((
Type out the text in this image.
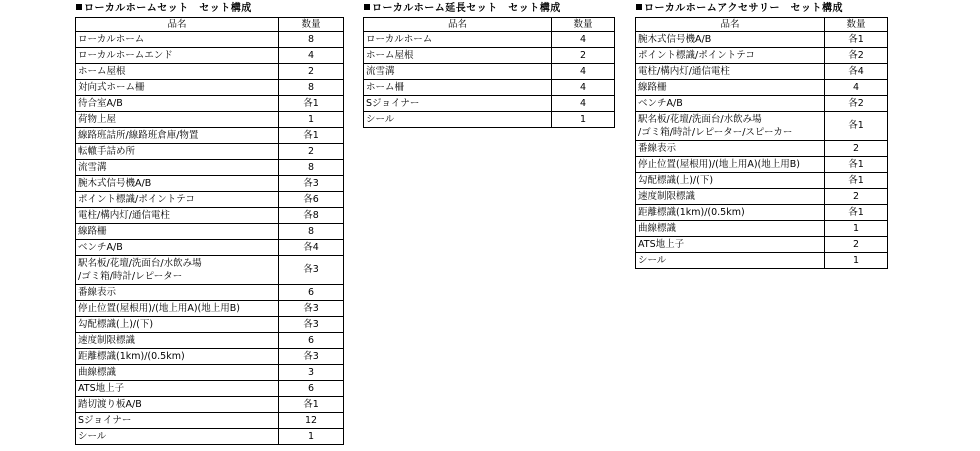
ローカルホームセット　セット構成
品名	数量
ローカルホーム	8
ローカルホームエンド	4
ホーム屋根	2
対向式ホーム柵	8
待合室A/B	各1
荷物上屋	1
線路班詰所/線路班倉庫/物置	各1
転轍手詰め所	2
流雪溝	8
腕木式信号機A/B	各3
ポイント標識/ポイントテコ	各6
電柱/構内灯/通信電柱	各8
線路柵	8
ベンチA/B	各4
駅名板/花壇/洗面台/水飲み場
/ゴミ箱/時計/レピーター	各3
番線表示	6
停止位置(屋根用)/(地上用A)(地上用B)	各3
勾配標識(上)/(下)	各3
速度制限標識	6
距離標識(1km)/(0.5km)	各3
曲線標識	3
ATS地上子	6
踏切渡り板A/B	各1
Sジョイナー	12
シール	1
ローカルホーム延長セット　セット構成
品名	数量
ローカルホーム	4
ホーム屋根	2
流雪溝	4
ホーム柵	4
Sジョイナー	4
シール	1
ローカルホームアクセサリー　セット構成
品名	数量
腕木式信号機A/B	各1
ポイント標識/ポイントテコ	各2
電柱/構内灯/通信電柱	各4
線路柵	4
ベンチA/B	各2
駅名板/花壇/洗面台/水飲み場
/ゴミ箱/時計/レピーター/スピーカー	各1
番線表示	2
停止位置(屋根用)/(地上用A)(地上用B)	各1
勾配標識(上)/(下)	各1
速度制限標識	2
距離標識(1km)/(0.5km)	各1
曲線標識	1
ATS地上子	2
シール	1
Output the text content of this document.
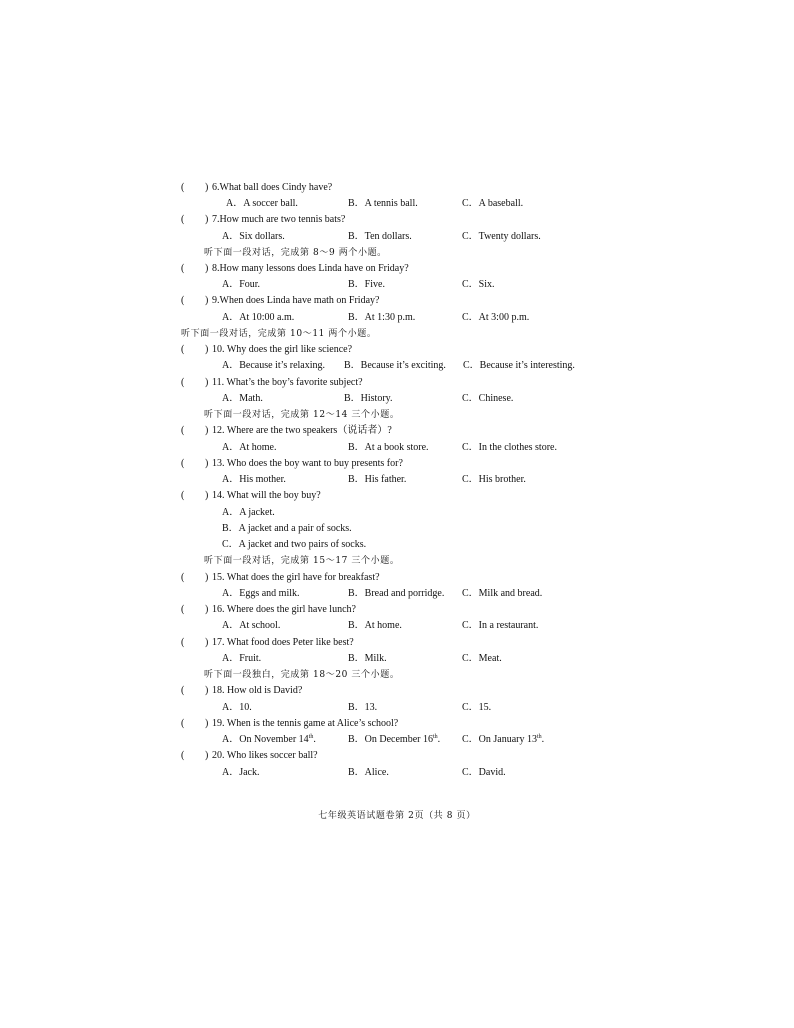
( ) 6.What ball does Cindy have?
A．A soccer ball.	B．A tennis ball.	C．A baseball.
( ) 7.How much are two tennis bats?
A．Six dollars.	B．Ten dollars.	C．Twenty dollars.
听下面一段对话，完成第 8～9 两个小题。
( ) 8.How many lessons does Linda have on Friday?
A．Four.	B．Five.	C．Six.
( ) 9.When does Linda have math on Friday?
A．At 10:00 a.m.	B．At 1:30 p.m.	C．At 3:00 p.m.
听下面一段对话，完成第 10～11 两个小题。
( ) 10. Why does the girl like science?
A．Because it’s relaxing. B．Because it’s exciting. C．Because it’s interesting.
( ) 11. What’s the boy’s favorite subject?
A．Math.	B．History.	C．Chinese.
听下面一段对话，完成第 12～14 三个小题。
( ) 12. Where are the two speakers（说话者）?
A．At home.	B．At a book store.	C．In the clothes store.
( ) 13. Who does the boy want to buy presents for?
A．His mother.	B．His father.	C．His brother.
( ) 14. What will the boy buy?
A．A jacket.
B．A jacket and a pair of socks.
C．A jacket and two pairs of socks.
听下面一段对话，完成第 15～17 三个小题。
( ) 15. What does the girl have for breakfast?
A．Eggs and milk.	B．Bread and porridge. C．Milk and bread.
( ) 16. Where does the girl have lunch?
A．At school.	B．At home.	C．In a restaurant.
( ) 17. What food does Peter like best?
A．Fruit.	B．Milk.	C．Meat.
听下面一段独白，完成第 18～20 三个小题。
( ) 18. How old is David?
A．10.	B．13.	C．15.
( ) 19. When is the tennis game at Alice’s school?
A．On November 14th.	B．On December 16th. C．On January 13th.
( ) 20. Who likes soccer ball?
A．Jack.	B．Alice.	C．David.
七年级英语试题卷第 2页（共 8 页）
))
EXERCISE BRIEF ::
Pull out all lines in the data above that include "school".

EXERCISE SOLUTION ::
A．At school.	B．At home.	C．In a restaurant.
( ) 19. When is the tennis game at Alice’s school?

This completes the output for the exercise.